▶ [SET EXERCISE]
Format every line of the records below as a JSON list of strings, one string per line, skipping blank lines. Leave the pictures out.

▶ [DATA SHOWN]

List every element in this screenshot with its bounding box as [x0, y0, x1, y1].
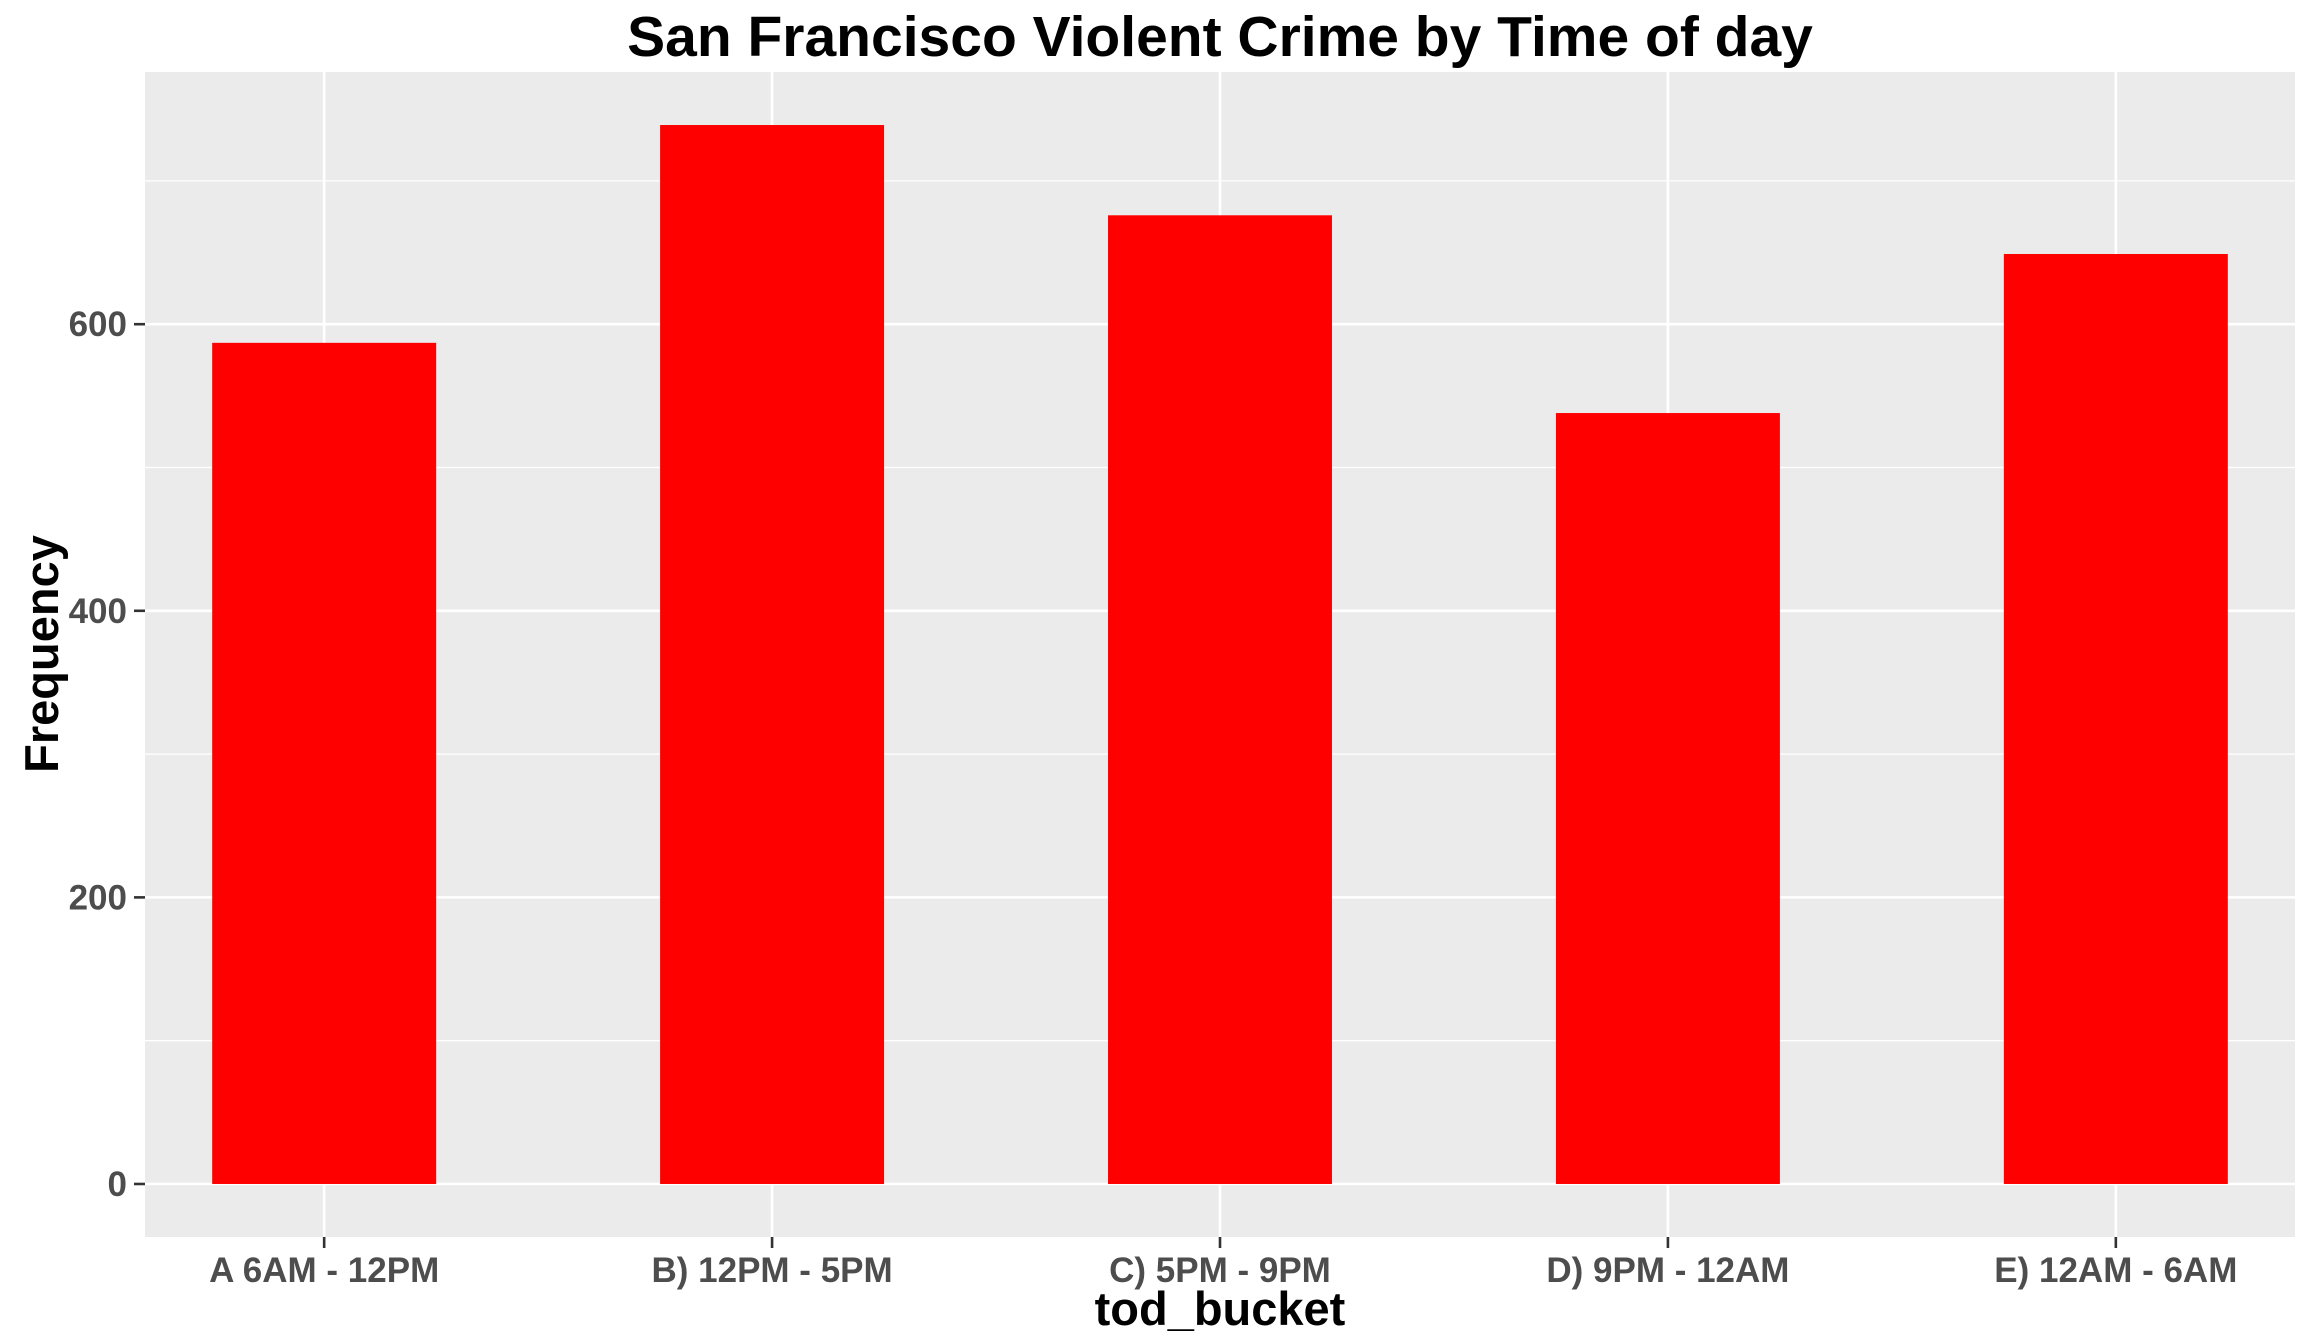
- bar: [2003, 253, 2228, 1184]
- y-tick-label: 600: [69, 305, 127, 344]
- y-tick-label: 400: [69, 592, 127, 631]
- x-axis-title: tod_bucket: [1095, 1282, 1346, 1335]
- bar: [1108, 215, 1332, 1184]
- x-tick-label: A 6AM - 12PM: [209, 1251, 439, 1290]
- y-tick-label: 0: [108, 1165, 127, 1204]
- chart-title: San Francisco Violent Crime by Time of d…: [627, 5, 1813, 69]
- x-tick-label: E) 12AM - 6AM: [1994, 1251, 2237, 1290]
- x-tick-label: C) 5PM - 9PM: [1109, 1251, 1331, 1290]
- x-tick-label: B) 12PM - 5PM: [652, 1251, 893, 1290]
- bar: [660, 125, 885, 1184]
- bar: [212, 342, 437, 1184]
- axis-ticks: [134, 322, 2118, 1248]
- bars: [212, 125, 2228, 1184]
- x-tick-label: D) 9PM - 12AM: [1546, 1251, 1789, 1290]
- x-tick-labels: A 6AM - 12PM B) 12PM - 5PM C) 5PM - 9PM D) …: [209, 1251, 2237, 1290]
- y-tick-labels: 0 200 400 600: [69, 305, 127, 1204]
- bar: [1555, 413, 1780, 1184]
- y-tick-label: 200: [69, 878, 127, 917]
- y-axis-title: Frequency: [15, 535, 68, 773]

▶ [RIGHT ANSWER]
[
  "List every element in this screenshot with its bounding box as [x0, y0, x1, y1].",
  "- bar: [2003, 253, 2228, 1184]",
  "- y-tick-label: 600: [69, 305, 127, 344]",
  "- y-tick-label: 400: [69, 592, 127, 631]",
  "- x-axis-title: tod_bucket: [1095, 1282, 1346, 1335]",
  "- bar: [1108, 215, 1332, 1184]",
  "- x-tick-label: A 6AM - 12PM: [209, 1251, 439, 1290]",
  "- y-tick-label: 0: [108, 1165, 127, 1204]",
  "- chart-title: San Francisco Violent Crime by Time of d…: [627, 5, 1813, 69]",
  "- x-tick-label: E) 12AM - 6AM: [1994, 1251, 2237, 1290]",
  "- x-tick-label: C) 5PM - 9PM: [1109, 1251, 1331, 1290]",
  "- x-tick-label: B) 12PM - 5PM: [652, 1251, 893, 1290]",
  "- bar: [660, 125, 885, 1184]",
  "- bar: [212, 342, 437, 1184]",
  "- axis-ticks: [134, 322, 2118, 1248]",
  "- bars: [212, 125, 2228, 1184]",
  "- x-tick-label: D) 9PM - 12AM: [1546, 1251, 1789, 1290]",
  "- x-tick-labels: A 6AM - 12PM B) 12PM - 5PM C) 5PM - 9PM D) …: [209, 1251, 2237, 1290]",
  "- y-tick-labels: 0 200 400 600: [69, 305, 127, 1204]",
  "- bar: [1555, 413, 1780, 1184]",
  "- y-tick-label: 200: [69, 878, 127, 917]",
  "- y-axis-title: Frequency: [15, 535, 68, 773]"
]